══ DATASET EXTRACT ══

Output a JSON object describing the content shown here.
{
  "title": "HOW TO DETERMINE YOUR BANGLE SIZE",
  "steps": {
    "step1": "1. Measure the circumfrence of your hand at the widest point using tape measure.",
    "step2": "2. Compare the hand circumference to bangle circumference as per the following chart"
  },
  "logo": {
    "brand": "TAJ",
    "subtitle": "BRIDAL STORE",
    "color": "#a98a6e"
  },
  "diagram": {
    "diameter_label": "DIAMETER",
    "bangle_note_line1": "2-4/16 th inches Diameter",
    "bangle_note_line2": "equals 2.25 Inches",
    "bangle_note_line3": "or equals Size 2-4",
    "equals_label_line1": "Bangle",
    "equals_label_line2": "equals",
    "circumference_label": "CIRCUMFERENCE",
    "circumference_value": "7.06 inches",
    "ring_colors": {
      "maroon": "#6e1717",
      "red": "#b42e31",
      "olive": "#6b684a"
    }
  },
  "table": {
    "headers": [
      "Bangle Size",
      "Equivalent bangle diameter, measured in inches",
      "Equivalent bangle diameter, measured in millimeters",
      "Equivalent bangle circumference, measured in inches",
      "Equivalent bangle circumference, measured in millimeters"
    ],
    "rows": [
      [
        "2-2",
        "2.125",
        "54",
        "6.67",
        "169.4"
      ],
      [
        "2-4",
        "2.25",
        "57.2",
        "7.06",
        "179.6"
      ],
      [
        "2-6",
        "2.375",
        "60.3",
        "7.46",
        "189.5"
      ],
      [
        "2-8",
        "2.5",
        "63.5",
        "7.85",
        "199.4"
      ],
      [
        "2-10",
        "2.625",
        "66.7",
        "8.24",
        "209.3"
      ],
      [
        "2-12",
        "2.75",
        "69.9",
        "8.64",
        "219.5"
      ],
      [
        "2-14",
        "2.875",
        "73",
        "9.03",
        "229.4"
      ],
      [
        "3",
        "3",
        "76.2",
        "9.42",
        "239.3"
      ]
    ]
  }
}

═══

◆ **TASK OBJECTIVE**:
Copy out each line exactly as written.

◆ **FINAL RESULT**:
Output a JSON object describing the content shown here.
{
  "title": "HOW TO DETERMINE YOUR BANGLE SIZE",
  "steps": {
    "step1": "1. Measure the circumfrence of your hand at the widest point using tape measure.",
    "step2": "2. Compare the hand circumference to bangle circumference as per the following chart"
  },
  "logo": {
    "brand": "TAJ",
    "subtitle": "BRIDAL STORE",
    "color": "#a98a6e"
  },
  "diagram": {
    "diameter_label": "DIAMETER",
    "bangle_note_line1": "2-4/16 th inches Diameter",
    "bangle_note_line2": "equals 2.25 Inches",
    "bangle_note_line3": "or equals Size 2-4",
    "equals_label_line1": "Bangle",
    "equals_label_line2": "equals",
    "circumference_label": "CIRCUMFERENCE",
    "circumference_value": "7.06 inches",
    "ring_colors": {
      "maroon": "#6e1717",
      "red": "#b42e31",
      "olive": "#6b684a"
    }
  },
  "table": {
    "headers": [
      "Bangle Size",
      "Equivalent bangle diameter, measured in inches",
      "Equivalent bangle diameter, measured in millimeters",
      "Equivalent bangle circumference, measured in inches",
      "Equivalent bangle circumference, measured in millimeters"
    ],
    "rows": [
      [
        "2-2",
        "2.125",
        "54",
        "6.67",
        "169.4"
      ],
      [
        "2-4",
        "2.25",
        "57.2",
        "7.06",
        "179.6"
      ],
      [
        "2-6",
        "2.375",
        "60.3",
        "7.46",
        "189.5"
      ],
      [
        "2-8",
        "2.5",
        "63.5",
        "7.85",
        "199.4"
      ],
      [
        "2-10",
        "2.625",
        "66.7",
        "8.24",
        "209.3"
      ],
      [
        "2-12",
        "2.75",
        "69.9",
        "8.64",
        "219.5"
      ],
      [
        "2-14",
        "2.875",
        "73",
        "9.03",
        "229.4"
      ],
      [
        "3",
        "3",
        "76.2",
        "9.42",
        "239.3"
      ]
    ]
  }
}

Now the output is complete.